* [Exercise details] Restate each of the lines given below, word for word.

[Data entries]
:::::
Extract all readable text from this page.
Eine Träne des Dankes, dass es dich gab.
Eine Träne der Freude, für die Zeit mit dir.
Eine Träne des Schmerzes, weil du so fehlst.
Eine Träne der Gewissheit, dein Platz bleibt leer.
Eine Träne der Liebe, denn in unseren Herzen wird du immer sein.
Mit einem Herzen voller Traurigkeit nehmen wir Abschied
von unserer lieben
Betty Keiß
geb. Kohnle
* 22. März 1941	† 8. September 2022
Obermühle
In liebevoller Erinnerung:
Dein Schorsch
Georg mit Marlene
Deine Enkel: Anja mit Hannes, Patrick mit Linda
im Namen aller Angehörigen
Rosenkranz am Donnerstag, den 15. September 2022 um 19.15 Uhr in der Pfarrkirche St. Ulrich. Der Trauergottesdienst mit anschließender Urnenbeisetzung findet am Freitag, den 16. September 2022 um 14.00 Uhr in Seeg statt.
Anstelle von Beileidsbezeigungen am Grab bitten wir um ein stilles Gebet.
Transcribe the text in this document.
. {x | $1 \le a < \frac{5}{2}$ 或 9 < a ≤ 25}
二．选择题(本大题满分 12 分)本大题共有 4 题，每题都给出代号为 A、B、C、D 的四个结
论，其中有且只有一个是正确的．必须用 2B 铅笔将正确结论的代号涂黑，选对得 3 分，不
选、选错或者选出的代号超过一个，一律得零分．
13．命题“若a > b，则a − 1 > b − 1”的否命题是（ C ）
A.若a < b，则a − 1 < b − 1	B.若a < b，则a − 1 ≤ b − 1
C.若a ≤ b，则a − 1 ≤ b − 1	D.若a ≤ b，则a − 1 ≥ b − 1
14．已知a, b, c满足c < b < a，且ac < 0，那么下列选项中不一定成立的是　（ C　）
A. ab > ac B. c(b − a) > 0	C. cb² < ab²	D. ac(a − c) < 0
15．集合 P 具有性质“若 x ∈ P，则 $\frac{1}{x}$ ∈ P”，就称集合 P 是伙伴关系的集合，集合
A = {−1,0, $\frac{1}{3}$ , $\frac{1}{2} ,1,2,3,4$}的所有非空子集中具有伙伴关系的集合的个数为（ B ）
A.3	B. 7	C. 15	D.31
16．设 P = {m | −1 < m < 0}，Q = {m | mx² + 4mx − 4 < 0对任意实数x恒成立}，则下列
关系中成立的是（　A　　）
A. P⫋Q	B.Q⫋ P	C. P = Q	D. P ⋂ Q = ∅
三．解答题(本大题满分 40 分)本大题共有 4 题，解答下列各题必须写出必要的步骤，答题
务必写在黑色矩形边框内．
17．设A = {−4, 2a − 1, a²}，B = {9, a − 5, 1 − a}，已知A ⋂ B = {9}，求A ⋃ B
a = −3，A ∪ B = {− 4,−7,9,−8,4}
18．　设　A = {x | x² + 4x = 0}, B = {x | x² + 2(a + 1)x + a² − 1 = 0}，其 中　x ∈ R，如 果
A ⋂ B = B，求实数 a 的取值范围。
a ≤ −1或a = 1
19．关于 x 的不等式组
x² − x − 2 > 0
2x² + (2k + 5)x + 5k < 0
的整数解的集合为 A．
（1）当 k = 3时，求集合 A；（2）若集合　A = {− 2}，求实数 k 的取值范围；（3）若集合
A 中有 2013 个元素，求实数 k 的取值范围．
:::::
* [Correct answer]
Extract all readable text from this page.
Eine Träne des Dankes, dass es dich gab.
Eine Träne der Freude, für die Zeit mit dir.
Eine Träne des Schmerzes, weil du so fehlst.
Eine Träne der Gewissheit, dein Platz bleibt leer.
Eine Träne der Liebe, denn in unseren Herzen wird du immer sein.
Mit einem Herzen voller Traurigkeit nehmen wir Abschied
von unserer lieben
Betty Keiß
geb. Kohnle
* 22. März 1941	† 8. September 2022
Obermühle
In liebevoller Erinnerung:
Dein Schorsch
Georg mit Marlene
Deine Enkel: Anja mit Hannes, Patrick mit Linda
im Namen aller Angehörigen
Rosenkranz am Donnerstag, den 15. September 2022 um 19.15 Uhr in der Pfarrkirche St. Ulrich. Der Trauergottesdienst mit anschließender Urnenbeisetzung findet am Freitag, den 16. September 2022 um 14.00 Uhr in Seeg statt.
Anstelle von Beileidsbezeigungen am Grab bitten wir um ein stilles Gebet.
Transcribe the text in this document.
. {x | $1 \le a < \frac{5}{2}$ 或 9 < a ≤ 25}
二．选择题(本大题满分 12 分)本大题共有 4 题，每题都给出代号为 A、B、C、D 的四个结
论，其中有且只有一个是正确的．必须用 2B 铅笔将正确结论的代号涂黑，选对得 3 分，不
选、选错或者选出的代号超过一个，一律得零分．
13．命题“若a > b，则a − 1 > b − 1”的否命题是（ C ）
A.若a < b，则a − 1 < b − 1	B.若a < b，则a − 1 ≤ b − 1
C.若a ≤ b，则a − 1 ≤ b − 1	D.若a ≤ b，则a − 1 ≥ b − 1
14．已知a, b, c满足c < b < a，且ac < 0，那么下列选项中不一定成立的是　（ C　）
A. ab > ac B. c(b − a) > 0	C. cb² < ab²	D. ac(a − c) < 0
15．集合 P 具有性质“若 x ∈ P，则 $\frac{1}{x}$ ∈ P”，就称集合 P 是伙伴关系的集合，集合
A = {−1,0, $\frac{1}{3}$ , $\frac{1}{2} ,1,2,3,4$}的所有非空子集中具有伙伴关系的集合的个数为（ B ）
A.3	B. 7	C. 15	D.31
16．设 P = {m | −1 < m < 0}，Q = {m | mx² + 4mx − 4 < 0对任意实数x恒成立}，则下列
关系中成立的是（　A　　）
A. P⫋Q	B.Q⫋ P	C. P = Q	D. P ⋂ Q = ∅
三．解答题(本大题满分 40 分)本大题共有 4 题，解答下列各题必须写出必要的步骤，答题
务必写在黑色矩形边框内．
17．设A = {−4, 2a − 1, a²}，B = {9, a − 5, 1 − a}，已知A ⋂ B = {9}，求A ⋃ B
a = −3，A ∪ B = {− 4,−7,9,−8,4}
18．　设　A = {x | x² + 4x = 0}, B = {x | x² + 2(a + 1)x + a² − 1 = 0}，其 中　x ∈ R，如 果
A ⋂ B = B，求实数 a 的取值范围。
a ≤ −1或a = 1
19．关于 x 的不等式组
x² − x − 2 > 0
2x² + (2k + 5)x + 5k < 0
的整数解的集合为 A．
（1）当 k = 3时，求集合 A；（2）若集合　A = {− 2}，求实数 k 的取值范围；（3）若集合
A 中有 2013 个元素，求实数 k 的取值范围．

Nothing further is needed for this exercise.